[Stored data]
=====
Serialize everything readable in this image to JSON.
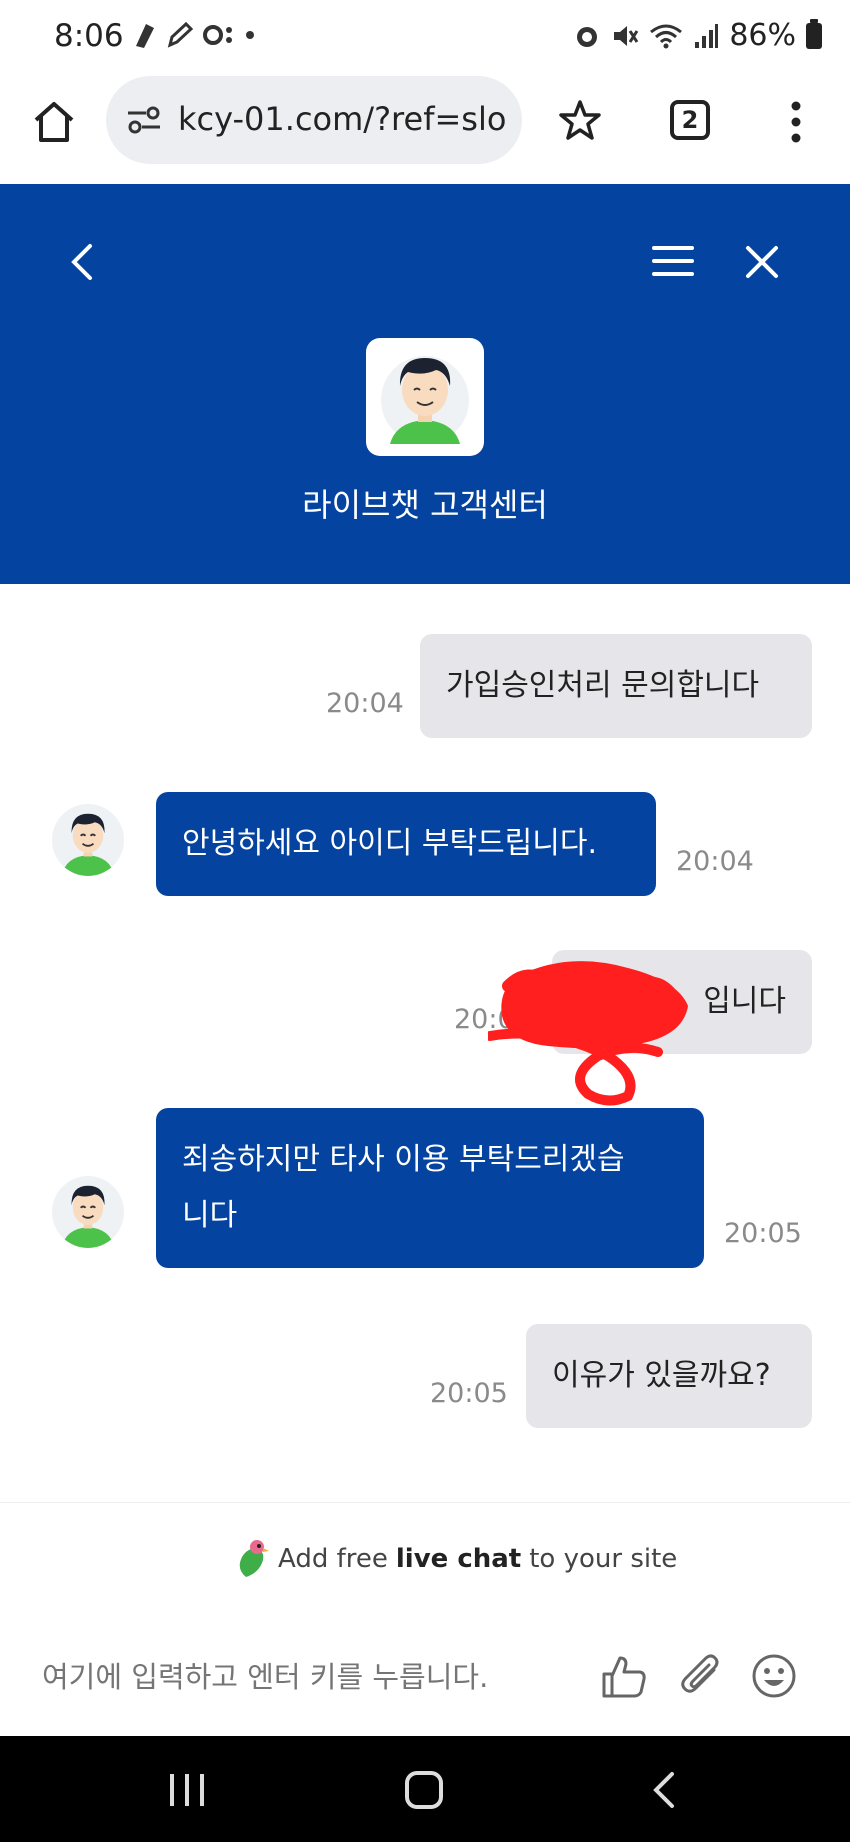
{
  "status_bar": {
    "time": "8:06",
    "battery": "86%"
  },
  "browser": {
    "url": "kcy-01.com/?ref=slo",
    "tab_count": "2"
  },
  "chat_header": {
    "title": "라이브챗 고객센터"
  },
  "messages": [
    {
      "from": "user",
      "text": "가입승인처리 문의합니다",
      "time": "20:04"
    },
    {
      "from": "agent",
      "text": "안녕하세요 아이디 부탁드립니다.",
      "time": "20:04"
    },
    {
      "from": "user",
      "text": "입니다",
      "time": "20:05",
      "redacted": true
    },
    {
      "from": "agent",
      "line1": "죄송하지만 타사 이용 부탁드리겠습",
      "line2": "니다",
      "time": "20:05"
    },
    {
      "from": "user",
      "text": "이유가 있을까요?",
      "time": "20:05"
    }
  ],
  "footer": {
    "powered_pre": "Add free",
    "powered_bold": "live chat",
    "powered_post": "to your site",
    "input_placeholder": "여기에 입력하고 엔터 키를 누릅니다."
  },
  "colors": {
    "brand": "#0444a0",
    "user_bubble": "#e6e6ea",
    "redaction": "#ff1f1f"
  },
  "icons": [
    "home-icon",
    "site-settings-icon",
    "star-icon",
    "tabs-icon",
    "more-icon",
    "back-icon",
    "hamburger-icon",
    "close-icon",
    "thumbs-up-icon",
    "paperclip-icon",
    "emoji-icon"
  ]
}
=====
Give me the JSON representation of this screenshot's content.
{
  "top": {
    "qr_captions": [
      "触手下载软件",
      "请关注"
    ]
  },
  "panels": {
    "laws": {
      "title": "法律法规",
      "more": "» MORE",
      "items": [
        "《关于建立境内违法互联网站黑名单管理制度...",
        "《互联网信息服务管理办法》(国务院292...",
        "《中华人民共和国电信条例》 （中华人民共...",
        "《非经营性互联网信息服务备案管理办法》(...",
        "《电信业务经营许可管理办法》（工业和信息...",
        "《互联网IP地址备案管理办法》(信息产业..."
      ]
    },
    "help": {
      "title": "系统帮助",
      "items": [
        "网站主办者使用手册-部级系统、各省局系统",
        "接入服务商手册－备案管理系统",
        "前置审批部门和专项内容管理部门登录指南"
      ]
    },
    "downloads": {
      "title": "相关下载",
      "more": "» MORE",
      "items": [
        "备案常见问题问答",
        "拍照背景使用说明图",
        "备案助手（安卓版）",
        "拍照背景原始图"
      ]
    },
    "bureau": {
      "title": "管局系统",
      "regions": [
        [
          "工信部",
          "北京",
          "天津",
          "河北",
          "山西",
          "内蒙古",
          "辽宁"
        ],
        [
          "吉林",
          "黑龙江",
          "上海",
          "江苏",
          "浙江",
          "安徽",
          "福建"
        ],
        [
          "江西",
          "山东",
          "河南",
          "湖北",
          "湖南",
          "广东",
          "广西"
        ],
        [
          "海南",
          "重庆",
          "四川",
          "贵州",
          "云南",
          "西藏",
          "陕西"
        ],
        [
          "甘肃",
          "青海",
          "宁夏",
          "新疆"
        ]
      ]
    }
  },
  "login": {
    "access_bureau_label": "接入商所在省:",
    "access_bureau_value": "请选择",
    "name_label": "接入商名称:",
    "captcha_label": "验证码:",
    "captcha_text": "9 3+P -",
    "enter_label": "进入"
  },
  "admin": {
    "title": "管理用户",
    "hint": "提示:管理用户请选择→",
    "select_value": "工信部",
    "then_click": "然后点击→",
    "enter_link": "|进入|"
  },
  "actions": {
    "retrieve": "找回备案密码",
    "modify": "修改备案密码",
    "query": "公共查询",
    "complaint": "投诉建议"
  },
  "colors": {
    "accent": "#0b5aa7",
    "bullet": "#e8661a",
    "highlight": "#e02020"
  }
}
=====
◆ Your task ◆
Count the lines of the data that include the string "this", and give only that number.

◆ Problem solution ◆
2